+++ TEXTO PARA ANALIZAR
Detrás de mí, una perrita, evidentemente callejera, marcaba su paso y me seguía. Al principio no hubo nada particular en ello, pues no son pocas las veces en las que un perro cualquiera se te acerca cuando corres. Debe ser algo instintivo, pero no siempre vienen con buenas intenciones, así que me puse en guardia.
Sin embargo, no pasó nada malo. La perrita se limitaba a ir detrás de mí. Podía desistir cuando así lo quisiera, o también adelantarme cuando le viniera en gana, pues a final de cuentas es un cuadrúpedo mucho más ágil y veloz que este bípedo regordete, pero no mostró el más mínimo interés en hacer ni lo uno ni lo otro.
++++++
**ACCIÓN REQUERIDA**
Reproduce del texto sobre la perrita callejera el fragmento que abre con las palabras "Detrás de mí, una" y cierra con "ni lo otro.".
+++ LISTADO
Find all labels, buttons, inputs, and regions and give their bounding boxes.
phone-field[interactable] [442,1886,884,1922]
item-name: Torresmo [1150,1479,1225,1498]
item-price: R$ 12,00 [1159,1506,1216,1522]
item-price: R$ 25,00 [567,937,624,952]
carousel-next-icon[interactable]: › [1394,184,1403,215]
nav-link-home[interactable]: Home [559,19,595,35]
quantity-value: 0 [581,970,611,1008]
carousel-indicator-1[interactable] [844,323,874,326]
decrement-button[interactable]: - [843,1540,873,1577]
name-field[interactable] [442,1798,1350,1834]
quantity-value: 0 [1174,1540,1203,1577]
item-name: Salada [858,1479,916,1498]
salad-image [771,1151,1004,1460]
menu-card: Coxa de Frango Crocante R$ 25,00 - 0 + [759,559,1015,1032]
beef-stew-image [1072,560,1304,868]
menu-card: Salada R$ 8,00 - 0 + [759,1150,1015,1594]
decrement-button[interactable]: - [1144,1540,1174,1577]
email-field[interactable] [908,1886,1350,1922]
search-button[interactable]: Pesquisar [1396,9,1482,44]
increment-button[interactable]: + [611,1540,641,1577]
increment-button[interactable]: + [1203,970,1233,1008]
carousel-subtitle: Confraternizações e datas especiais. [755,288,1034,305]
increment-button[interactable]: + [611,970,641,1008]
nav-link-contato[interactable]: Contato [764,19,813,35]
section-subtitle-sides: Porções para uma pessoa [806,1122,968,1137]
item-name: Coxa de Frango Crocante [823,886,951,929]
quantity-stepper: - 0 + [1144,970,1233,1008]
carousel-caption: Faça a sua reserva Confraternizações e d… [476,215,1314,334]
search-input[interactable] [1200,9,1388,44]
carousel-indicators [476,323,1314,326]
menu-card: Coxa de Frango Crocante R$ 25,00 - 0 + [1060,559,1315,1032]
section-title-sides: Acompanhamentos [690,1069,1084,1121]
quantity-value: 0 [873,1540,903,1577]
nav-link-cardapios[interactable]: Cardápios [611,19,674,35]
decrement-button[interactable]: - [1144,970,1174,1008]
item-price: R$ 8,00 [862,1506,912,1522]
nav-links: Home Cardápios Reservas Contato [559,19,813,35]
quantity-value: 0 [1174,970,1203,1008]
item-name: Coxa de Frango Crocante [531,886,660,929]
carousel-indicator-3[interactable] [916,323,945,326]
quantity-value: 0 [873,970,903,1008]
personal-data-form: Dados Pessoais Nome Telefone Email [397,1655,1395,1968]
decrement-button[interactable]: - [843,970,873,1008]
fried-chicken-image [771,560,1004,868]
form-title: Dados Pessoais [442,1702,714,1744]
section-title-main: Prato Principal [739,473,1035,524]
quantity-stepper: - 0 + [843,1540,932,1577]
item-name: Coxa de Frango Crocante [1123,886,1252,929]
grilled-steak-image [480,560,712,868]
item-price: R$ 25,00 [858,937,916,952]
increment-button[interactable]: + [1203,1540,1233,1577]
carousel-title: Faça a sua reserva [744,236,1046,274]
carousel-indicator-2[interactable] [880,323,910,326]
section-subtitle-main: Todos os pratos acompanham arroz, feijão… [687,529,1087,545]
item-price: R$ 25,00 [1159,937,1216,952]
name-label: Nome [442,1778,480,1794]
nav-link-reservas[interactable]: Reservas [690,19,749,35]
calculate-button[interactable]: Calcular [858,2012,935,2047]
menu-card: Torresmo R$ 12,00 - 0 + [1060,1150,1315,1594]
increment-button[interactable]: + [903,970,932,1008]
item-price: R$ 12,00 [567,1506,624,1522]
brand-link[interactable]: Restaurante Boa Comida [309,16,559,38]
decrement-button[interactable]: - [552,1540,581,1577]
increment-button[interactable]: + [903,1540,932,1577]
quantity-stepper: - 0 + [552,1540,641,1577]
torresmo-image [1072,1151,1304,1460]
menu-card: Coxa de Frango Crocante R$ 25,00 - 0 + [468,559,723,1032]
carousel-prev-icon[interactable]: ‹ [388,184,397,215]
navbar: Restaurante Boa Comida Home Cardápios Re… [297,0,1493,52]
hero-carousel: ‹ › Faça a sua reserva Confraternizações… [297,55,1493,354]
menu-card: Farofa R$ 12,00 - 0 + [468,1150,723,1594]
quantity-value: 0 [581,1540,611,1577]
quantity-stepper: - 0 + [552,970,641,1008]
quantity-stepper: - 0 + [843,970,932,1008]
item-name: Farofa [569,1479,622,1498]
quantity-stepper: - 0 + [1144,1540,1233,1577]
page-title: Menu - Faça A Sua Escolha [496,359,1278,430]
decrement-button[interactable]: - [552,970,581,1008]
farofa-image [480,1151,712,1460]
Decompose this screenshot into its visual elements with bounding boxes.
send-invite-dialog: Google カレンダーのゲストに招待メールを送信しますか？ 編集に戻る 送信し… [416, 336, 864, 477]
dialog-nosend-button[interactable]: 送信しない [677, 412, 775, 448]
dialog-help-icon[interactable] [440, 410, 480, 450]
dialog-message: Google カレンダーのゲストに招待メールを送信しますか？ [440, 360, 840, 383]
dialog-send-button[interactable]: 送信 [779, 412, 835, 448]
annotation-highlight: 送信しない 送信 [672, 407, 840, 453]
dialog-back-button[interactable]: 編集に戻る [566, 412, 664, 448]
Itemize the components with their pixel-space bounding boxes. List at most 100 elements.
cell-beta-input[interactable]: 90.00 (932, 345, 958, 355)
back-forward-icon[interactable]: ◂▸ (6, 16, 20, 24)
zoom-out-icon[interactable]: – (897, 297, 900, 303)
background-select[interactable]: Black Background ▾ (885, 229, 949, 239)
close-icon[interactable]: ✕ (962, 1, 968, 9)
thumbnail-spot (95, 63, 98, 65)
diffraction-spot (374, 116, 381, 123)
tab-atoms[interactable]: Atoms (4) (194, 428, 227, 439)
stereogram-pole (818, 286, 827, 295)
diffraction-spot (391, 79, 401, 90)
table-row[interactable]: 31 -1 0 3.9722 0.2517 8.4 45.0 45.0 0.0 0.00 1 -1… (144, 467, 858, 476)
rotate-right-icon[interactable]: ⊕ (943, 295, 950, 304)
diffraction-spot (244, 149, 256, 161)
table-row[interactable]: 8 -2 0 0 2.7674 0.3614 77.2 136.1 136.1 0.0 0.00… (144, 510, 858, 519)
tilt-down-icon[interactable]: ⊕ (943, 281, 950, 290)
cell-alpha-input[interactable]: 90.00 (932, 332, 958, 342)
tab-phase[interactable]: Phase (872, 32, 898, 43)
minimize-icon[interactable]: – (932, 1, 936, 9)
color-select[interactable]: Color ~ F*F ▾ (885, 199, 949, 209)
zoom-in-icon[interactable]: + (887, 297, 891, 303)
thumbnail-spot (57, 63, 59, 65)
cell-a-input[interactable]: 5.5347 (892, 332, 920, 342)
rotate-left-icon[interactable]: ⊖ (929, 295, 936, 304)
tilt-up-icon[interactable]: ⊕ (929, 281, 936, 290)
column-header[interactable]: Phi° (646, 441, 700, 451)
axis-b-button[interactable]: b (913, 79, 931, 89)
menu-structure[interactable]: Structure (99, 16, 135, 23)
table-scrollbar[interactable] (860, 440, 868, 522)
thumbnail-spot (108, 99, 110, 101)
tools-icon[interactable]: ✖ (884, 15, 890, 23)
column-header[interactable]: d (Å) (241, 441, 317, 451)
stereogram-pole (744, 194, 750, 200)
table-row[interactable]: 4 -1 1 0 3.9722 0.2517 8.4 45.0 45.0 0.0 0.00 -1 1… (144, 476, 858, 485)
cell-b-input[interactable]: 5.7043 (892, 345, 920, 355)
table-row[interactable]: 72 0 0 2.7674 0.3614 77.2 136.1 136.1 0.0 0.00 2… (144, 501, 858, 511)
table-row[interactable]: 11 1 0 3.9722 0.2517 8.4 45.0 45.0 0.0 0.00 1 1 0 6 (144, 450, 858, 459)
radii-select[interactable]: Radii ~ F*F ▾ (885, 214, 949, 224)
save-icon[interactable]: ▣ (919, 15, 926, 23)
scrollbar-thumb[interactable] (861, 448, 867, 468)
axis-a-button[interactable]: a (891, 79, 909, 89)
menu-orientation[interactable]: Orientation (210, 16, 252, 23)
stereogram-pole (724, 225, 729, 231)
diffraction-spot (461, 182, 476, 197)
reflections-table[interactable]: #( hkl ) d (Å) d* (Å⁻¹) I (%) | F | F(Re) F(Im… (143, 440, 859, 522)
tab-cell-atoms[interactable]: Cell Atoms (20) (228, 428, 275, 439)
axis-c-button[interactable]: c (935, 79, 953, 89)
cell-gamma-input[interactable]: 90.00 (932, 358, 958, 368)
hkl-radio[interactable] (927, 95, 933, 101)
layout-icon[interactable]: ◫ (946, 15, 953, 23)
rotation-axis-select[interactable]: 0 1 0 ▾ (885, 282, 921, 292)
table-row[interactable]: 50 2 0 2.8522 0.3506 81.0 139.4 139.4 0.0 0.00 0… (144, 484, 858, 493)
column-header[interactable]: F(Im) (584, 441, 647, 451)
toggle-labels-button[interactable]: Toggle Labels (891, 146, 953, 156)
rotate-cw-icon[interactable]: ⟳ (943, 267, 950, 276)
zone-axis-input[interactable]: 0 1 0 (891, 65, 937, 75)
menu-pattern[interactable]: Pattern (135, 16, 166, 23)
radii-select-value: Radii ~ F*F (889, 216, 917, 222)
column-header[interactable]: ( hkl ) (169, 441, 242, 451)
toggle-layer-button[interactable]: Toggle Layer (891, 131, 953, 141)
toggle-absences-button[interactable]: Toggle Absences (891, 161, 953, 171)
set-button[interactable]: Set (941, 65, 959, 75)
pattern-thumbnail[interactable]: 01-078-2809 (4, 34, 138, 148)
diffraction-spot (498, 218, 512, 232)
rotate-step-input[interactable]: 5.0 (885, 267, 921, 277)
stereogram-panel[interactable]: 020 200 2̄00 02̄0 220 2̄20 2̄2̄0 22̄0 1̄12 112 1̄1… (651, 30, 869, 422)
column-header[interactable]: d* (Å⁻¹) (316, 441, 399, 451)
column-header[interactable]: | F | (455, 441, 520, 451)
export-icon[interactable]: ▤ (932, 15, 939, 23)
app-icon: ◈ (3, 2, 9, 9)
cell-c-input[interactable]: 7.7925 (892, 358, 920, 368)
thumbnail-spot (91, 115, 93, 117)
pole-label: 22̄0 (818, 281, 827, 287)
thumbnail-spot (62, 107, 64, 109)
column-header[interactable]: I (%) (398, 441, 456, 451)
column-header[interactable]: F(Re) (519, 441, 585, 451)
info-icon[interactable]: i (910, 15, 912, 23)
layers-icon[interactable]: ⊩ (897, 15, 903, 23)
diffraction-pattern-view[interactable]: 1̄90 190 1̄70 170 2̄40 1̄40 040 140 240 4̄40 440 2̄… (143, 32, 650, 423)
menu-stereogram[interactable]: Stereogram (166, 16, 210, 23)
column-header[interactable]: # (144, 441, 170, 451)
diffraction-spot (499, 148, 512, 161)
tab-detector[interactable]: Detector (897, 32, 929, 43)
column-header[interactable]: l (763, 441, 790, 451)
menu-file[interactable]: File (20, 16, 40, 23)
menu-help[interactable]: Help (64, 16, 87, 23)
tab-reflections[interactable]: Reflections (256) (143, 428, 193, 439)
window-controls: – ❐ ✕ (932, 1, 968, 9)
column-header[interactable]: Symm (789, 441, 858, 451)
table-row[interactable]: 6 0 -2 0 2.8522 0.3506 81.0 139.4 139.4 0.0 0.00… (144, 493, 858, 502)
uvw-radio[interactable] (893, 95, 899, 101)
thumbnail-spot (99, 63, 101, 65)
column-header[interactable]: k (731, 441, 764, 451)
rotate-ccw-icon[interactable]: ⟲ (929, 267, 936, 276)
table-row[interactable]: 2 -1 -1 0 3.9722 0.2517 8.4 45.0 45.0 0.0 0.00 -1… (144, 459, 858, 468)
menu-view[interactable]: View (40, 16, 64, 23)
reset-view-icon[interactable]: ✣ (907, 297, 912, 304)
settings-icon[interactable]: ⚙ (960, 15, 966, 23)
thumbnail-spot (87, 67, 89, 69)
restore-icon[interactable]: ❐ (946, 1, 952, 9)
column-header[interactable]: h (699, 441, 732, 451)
++++++
**RESULTADO OBTENIDO**
Detrás de mí, una perrita, evidentemente callejera, marcaba su paso y me seguía. Al principio no hubo nada particular en ello, pues no son pocas las veces en las que un perro cualquiera se te acerca cuando corres. Debe ser algo instintivo, pero no siempre vienen con buenas intenciones, así que me puse en guardia.
Sin embargo, no pasó nada malo. La perrita se limitaba a ir detrás de mí. Podía desistir cuando así lo quisiera, o también adelantarme cuando le viniera en gana, pues a final de cuentas es un cuadrúpedo mucho más ágil y veloz que este bípedo regordete, pero no mostró el más mínimo interés en hacer ni lo uno ni lo otro.